TO BE DONE:
Among the records below, find each line that includes the string "Earth" and copy it.

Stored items
=-=-=
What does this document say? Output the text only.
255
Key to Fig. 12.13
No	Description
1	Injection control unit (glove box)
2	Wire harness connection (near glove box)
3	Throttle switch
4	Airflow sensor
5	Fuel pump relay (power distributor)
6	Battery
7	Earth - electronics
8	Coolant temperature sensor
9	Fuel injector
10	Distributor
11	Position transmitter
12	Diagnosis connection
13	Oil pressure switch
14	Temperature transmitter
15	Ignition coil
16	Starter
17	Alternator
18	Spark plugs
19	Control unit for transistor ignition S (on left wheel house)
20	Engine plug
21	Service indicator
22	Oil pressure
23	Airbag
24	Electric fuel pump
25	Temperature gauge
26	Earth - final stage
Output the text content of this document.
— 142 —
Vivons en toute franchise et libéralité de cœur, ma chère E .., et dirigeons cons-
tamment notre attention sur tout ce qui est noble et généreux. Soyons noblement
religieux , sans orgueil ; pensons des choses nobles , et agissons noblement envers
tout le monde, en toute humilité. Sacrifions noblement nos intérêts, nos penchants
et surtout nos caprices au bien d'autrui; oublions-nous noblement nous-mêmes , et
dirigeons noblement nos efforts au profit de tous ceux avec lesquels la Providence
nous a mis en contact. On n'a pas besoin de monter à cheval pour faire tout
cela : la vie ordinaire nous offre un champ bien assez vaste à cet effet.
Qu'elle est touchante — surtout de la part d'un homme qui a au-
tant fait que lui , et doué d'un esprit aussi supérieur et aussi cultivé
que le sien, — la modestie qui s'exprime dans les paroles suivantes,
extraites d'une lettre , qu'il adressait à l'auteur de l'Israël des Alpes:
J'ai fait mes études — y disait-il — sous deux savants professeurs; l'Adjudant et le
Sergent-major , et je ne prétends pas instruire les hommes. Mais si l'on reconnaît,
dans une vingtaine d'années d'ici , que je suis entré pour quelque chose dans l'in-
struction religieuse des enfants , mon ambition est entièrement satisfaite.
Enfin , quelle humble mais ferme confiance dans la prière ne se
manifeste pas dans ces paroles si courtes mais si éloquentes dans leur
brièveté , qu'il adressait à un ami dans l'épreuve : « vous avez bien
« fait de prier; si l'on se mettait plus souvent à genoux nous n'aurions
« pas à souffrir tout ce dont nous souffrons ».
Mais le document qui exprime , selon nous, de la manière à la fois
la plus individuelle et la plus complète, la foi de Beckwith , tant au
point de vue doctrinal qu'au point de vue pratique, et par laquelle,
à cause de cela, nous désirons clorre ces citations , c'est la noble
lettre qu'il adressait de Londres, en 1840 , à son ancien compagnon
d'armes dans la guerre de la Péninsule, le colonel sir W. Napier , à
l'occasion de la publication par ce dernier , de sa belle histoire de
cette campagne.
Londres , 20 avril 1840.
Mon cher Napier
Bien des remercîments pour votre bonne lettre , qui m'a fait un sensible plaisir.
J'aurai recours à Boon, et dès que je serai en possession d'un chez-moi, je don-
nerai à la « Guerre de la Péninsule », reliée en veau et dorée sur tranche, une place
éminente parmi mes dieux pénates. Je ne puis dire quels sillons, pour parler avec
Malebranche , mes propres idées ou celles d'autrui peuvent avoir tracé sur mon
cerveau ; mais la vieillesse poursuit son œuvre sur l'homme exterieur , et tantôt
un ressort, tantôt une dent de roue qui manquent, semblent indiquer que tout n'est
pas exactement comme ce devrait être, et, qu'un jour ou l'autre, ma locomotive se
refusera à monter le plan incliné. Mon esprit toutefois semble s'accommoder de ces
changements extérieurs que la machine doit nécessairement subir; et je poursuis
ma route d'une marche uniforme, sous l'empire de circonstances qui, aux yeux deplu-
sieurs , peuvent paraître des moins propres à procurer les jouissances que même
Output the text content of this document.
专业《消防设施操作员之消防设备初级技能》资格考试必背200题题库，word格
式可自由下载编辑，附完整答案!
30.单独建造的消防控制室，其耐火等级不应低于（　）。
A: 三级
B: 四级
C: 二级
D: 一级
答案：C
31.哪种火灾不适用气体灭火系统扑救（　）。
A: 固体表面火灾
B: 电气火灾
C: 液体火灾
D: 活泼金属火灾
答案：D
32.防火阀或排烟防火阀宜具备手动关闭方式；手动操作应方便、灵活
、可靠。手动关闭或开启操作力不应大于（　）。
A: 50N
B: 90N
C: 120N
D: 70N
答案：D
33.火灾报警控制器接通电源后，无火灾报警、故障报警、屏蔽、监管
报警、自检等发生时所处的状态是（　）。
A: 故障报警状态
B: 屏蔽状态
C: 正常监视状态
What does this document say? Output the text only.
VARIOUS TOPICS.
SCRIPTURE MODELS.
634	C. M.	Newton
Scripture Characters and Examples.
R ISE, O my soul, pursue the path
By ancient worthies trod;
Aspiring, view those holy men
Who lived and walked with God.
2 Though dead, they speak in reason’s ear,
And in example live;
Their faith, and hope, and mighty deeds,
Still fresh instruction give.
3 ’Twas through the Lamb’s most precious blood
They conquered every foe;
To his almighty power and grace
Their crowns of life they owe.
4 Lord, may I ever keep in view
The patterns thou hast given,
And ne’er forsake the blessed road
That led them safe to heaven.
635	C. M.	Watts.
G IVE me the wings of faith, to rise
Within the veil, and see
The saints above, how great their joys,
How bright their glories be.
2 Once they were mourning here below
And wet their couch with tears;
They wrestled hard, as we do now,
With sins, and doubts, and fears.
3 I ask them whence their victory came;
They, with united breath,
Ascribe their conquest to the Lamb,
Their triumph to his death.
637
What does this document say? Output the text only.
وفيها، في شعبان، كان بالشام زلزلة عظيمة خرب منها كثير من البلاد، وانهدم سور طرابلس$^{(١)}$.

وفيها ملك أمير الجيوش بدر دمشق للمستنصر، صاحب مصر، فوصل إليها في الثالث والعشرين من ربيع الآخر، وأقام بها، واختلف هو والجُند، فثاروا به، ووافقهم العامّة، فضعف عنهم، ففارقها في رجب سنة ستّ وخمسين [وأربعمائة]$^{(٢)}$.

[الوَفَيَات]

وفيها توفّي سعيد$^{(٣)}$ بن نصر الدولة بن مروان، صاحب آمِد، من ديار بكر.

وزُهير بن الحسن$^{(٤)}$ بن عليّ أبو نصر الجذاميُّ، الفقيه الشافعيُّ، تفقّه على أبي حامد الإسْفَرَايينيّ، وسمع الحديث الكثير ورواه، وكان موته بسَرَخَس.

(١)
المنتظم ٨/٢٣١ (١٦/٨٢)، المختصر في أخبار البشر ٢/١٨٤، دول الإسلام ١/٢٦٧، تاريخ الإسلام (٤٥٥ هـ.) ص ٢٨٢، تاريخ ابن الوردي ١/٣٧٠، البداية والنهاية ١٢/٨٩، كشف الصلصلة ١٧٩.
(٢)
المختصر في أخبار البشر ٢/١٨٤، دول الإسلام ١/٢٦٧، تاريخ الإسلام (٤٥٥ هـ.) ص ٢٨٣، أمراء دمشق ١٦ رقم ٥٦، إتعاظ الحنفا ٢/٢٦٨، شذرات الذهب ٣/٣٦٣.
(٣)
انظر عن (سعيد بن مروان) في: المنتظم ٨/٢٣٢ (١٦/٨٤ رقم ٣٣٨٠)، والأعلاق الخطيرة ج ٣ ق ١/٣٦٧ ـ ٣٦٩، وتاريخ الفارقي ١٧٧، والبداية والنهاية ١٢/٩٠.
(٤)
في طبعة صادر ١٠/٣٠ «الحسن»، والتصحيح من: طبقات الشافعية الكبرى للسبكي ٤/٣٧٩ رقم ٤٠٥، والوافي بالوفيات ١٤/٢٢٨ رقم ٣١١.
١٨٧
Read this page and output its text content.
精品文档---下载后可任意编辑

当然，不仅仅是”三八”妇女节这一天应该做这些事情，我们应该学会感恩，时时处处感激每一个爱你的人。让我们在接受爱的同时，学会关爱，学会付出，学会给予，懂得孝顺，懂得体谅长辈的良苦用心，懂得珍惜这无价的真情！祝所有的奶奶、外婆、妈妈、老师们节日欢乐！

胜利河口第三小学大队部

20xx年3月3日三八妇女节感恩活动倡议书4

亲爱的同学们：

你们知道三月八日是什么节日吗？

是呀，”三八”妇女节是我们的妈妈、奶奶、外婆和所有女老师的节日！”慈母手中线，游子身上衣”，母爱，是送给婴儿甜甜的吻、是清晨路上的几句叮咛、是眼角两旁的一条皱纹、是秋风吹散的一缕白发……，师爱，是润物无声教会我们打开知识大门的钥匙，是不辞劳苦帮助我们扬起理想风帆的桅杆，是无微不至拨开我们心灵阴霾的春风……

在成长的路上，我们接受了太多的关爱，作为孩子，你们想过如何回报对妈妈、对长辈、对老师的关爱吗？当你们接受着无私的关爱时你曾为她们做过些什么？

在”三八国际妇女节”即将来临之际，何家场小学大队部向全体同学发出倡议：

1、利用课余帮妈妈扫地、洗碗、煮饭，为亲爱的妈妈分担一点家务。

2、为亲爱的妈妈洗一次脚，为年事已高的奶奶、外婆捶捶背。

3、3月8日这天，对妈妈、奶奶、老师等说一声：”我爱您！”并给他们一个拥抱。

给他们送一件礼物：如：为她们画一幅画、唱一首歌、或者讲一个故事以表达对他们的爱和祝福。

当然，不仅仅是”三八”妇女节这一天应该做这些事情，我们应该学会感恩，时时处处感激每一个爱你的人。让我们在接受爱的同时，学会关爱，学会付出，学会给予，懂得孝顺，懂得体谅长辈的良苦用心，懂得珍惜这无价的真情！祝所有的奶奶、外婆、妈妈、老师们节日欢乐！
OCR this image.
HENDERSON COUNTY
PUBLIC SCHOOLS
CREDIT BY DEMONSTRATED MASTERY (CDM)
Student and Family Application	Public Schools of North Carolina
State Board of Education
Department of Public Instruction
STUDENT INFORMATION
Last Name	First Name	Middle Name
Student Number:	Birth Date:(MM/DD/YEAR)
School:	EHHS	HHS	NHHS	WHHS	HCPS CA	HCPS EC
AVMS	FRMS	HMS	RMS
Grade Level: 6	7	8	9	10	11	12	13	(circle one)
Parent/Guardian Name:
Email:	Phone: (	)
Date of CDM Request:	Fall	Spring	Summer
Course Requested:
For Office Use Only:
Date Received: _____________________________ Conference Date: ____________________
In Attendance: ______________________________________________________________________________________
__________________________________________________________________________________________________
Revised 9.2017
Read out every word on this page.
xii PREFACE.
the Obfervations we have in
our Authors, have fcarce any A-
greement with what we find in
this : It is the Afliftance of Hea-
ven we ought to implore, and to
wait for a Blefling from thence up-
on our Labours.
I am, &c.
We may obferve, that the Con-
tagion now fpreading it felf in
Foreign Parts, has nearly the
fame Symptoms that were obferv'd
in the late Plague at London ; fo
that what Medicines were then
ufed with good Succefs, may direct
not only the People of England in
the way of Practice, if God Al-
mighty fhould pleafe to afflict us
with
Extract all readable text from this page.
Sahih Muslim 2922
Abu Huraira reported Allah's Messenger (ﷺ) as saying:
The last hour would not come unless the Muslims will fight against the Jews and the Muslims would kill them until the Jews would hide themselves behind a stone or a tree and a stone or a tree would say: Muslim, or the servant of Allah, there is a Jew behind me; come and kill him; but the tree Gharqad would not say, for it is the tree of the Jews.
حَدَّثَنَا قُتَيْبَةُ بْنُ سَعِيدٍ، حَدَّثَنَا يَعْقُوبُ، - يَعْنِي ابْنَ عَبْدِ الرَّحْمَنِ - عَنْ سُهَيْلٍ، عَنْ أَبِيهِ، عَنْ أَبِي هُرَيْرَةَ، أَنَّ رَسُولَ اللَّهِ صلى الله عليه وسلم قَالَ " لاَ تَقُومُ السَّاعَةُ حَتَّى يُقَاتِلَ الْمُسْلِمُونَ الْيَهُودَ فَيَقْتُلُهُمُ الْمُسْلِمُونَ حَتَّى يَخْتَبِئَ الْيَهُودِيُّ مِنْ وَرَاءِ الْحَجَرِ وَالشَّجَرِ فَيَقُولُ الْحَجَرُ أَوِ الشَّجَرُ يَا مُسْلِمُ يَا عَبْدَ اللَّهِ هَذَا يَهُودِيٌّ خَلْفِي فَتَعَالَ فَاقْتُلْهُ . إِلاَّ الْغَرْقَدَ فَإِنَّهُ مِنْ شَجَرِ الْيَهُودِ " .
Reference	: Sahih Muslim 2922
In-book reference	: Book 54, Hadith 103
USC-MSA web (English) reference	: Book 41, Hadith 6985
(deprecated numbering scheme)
=-=-=
SOLUTION BELOW:
7	Earth - electronics
26	Earth - final stage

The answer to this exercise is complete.